- **Materials provided**
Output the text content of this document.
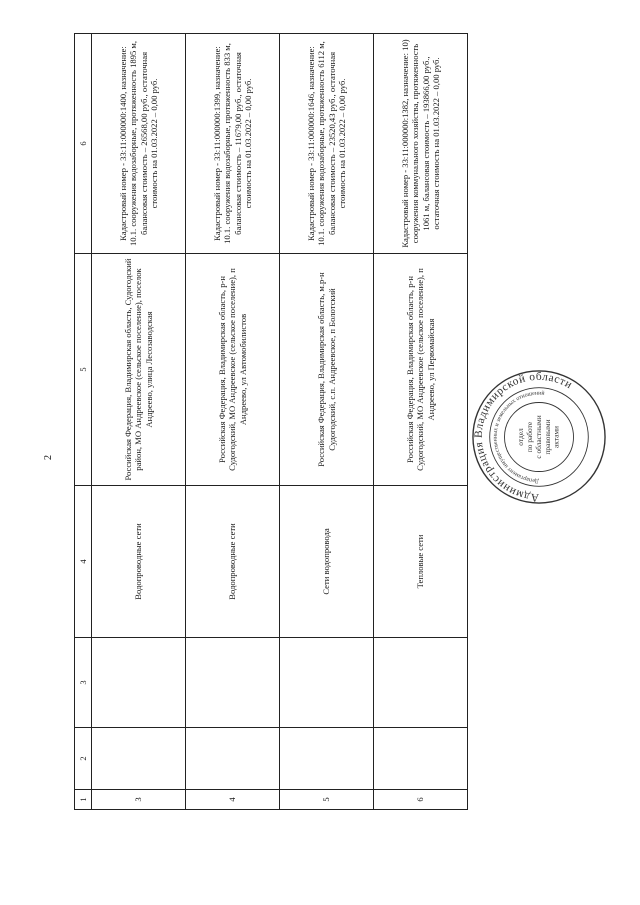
2
1	2	3	4	5	6
3			Водопроводные сети	Российская Федерация, Владимирская область, Судогодский район, МО Андреевское (сельское поселение), поселок Андреево, улица Лесозаводская	Кадастровый номер - 33:11:000000:1400, назначение: 10.1. сооружения водозаборные, протяженность 1895 м, балансовая стоимость – 26568,00 руб., остаточная стоимость на 01.03.2022 – 0,00 руб.
4			Водопроводные сети	Российская Федерация, Владимирская область, р-н Судогодский, МО Андреевское (сельское поселение), п Андреево, ул Автомобилистов	Кадастровый номер - 33:11:000000:1399, назначение: 10.1. сооружения водозаборные, протяженность 833 м, балансовая стоимость – 11679,00 руб., остаточная стоимость на 01.03.2022 – 0,00 руб.
5			Сети водопровода	Российская Федерация, Владимирская область, м.р-н Судогодский, с.п. Андреевское, п Болотский	Кадастровый номер - 33:11:000000:1646, назначение: 10.1. сооружения водозаборные, протяженность 6112 м, балансовая стоимость – 23520,43 руб., остаточная стоимость на 01.03.2022 – 0,00 руб.
6			Тепловые сети	Российская Федерация, Владимирская область, р-н Судогодский, МО Андреевское (сельское поселение), п Андреево, ул Первомайская	Кадастровый номер - 33:11:000000:1382, назначение: 10) сооружения коммунального хозяйства, протяженность 1061 м, балансовая стоимость – 193866,00 руб., остаточная стоимость на 01.03.2022 – 0,00 руб.
Администрация Владимирской области
Департамент имущественных и земельных отношений
отдел по работе с областными правовыми актами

- **Given exercise**
Images must not appear in the copy; reproduce everything else in the records verbatim.

- **Full output**
Output the text content of this document.
2
1	2	3	4	5	6
3			Водопроводные сети	Российская Федерация, Владимирская область, Судогодский район, МО Андреевское (сельское поселение), поселок Андреево, улица Лесозаводская	Кадастровый номер - 33:11:000000:1400, назначение: 10.1. сооружения водозаборные, протяженность 1895 м, балансовая стоимость – 26568,00 руб., остаточная стоимость на 01.03.2022 – 0,00 руб.
4			Водопроводные сети	Российская Федерация, Владимирская область, р-н Судогодский, МО Андреевское (сельское поселение), п Андреево, ул Автомобилистов	Кадастровый номер - 33:11:000000:1399, назначение: 10.1. сооружения водозаборные, протяженность 833 м, балансовая стоимость – 11679,00 руб., остаточная стоимость на 01.03.2022 – 0,00 руб.
5			Сети водопровода	Российская Федерация, Владимирская область, м.р-н Судогодский, с.п. Андреевское, п Болотский	Кадастровый номер - 33:11:000000:1646, назначение: 10.1. сооружения водозаборные, протяженность 6112 м, балансовая стоимость – 23520,43 руб., остаточная стоимость на 01.03.2022 – 0,00 руб.
6			Тепловые сети	Российская Федерация, Владимирская область, р-н Судогодский, МО Андреевское (сельское поселение), п Андреево, ул Первомайская	Кадастровый номер - 33:11:000000:1382, назначение: 10) сооружения коммунального хозяйства, протяженность 1061 м, балансовая стоимость – 193866,00 руб., остаточная стоимость на 01.03.2022 – 0,00 руб.
Администрация Владимирской области
Департамент имущественных и земельных отношений
отдел по работе с областными правовыми актами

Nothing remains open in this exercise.